(Recorded data)
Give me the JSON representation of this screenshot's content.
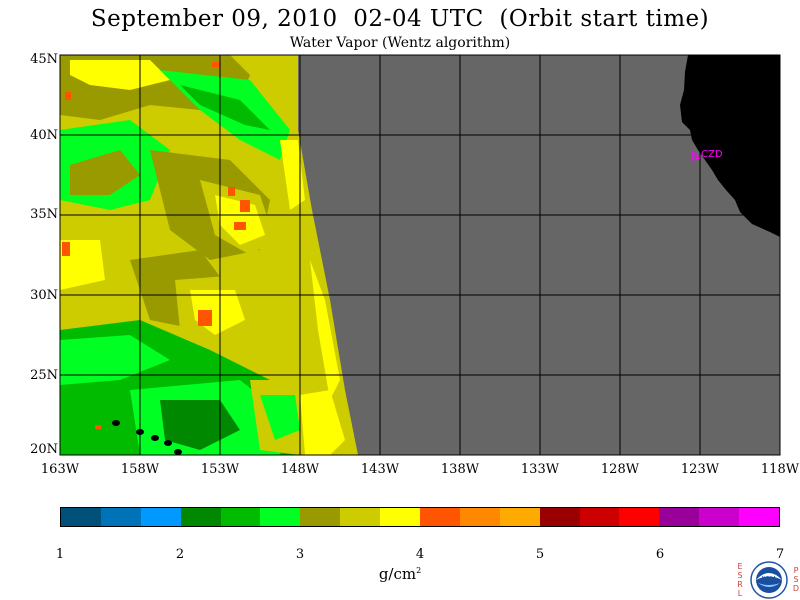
{
  "title": "September 09, 2010  02-04 UTC  (Orbit start time)",
  "subtitle": "Water Vapor (Wentz algorithm)",
  "map": {
    "lat_labels": [
      "45N",
      "40N",
      "35N",
      "30N",
      "25N",
      "20N"
    ],
    "lon_labels": [
      "163W",
      "158W",
      "153W",
      "148W",
      "143W",
      "138W",
      "133W",
      "128W",
      "123W",
      "118W"
    ],
    "station_label": "CZD",
    "colors": {
      "nodata": "#666666",
      "land": "#000000",
      "grid": "#000000",
      "station": "#ff00ff"
    }
  },
  "colorbar": {
    "tick_labels": [
      "1",
      "2",
      "3",
      "4",
      "5",
      "6",
      "7"
    ],
    "units_base": "g/cm",
    "units_exp": "2",
    "colors": [
      "#00507a",
      "#0073b8",
      "#0099ff",
      "#008800",
      "#00bb00",
      "#00ff22",
      "#999900",
      "#cccc00",
      "#ffff00",
      "#ff5500",
      "#ff8800",
      "#ffaa00",
      "#990000",
      "#cc0000",
      "#ff0000",
      "#990099",
      "#cc00cc",
      "#ff00ff"
    ]
  },
  "logo": {
    "left_letters": [
      "E",
      "S",
      "R",
      "L"
    ],
    "right_letters": [
      "P",
      "S",
      "D"
    ],
    "emblem_text": "NOAA"
  }
}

* _STATED GOAL_
Without the pictures, restate all of the entries above verbatim.

* _SOLUTION TO THIS PROBLEM_
Give me the JSON representation of this screenshot's content.
{
  "title": "September 09, 2010  02-04 UTC  (Orbit start time)",
  "subtitle": "Water Vapor (Wentz algorithm)",
  "map": {
    "lat_labels": [
      "45N",
      "40N",
      "35N",
      "30N",
      "25N",
      "20N"
    ],
    "lon_labels": [
      "163W",
      "158W",
      "153W",
      "148W",
      "143W",
      "138W",
      "133W",
      "128W",
      "123W",
      "118W"
    ],
    "station_label": "CZD",
    "colors": {
      "nodata": "#666666",
      "land": "#000000",
      "grid": "#000000",
      "station": "#ff00ff"
    }
  },
  "colorbar": {
    "tick_labels": [
      "1",
      "2",
      "3",
      "4",
      "5",
      "6",
      "7"
    ],
    "units_base": "g/cm",
    "units_exp": "2",
    "colors": [
      "#00507a",
      "#0073b8",
      "#0099ff",
      "#008800",
      "#00bb00",
      "#00ff22",
      "#999900",
      "#cccc00",
      "#ffff00",
      "#ff5500",
      "#ff8800",
      "#ffaa00",
      "#990000",
      "#cc0000",
      "#ff0000",
      "#990099",
      "#cc00cc",
      "#ff00ff"
    ]
  },
  "logo": {
    "left_letters": [
      "E",
      "S",
      "R",
      "L"
    ],
    "right_letters": [
      "P",
      "S",
      "D"
    ],
    "emblem_text": "NOAA"
  }
}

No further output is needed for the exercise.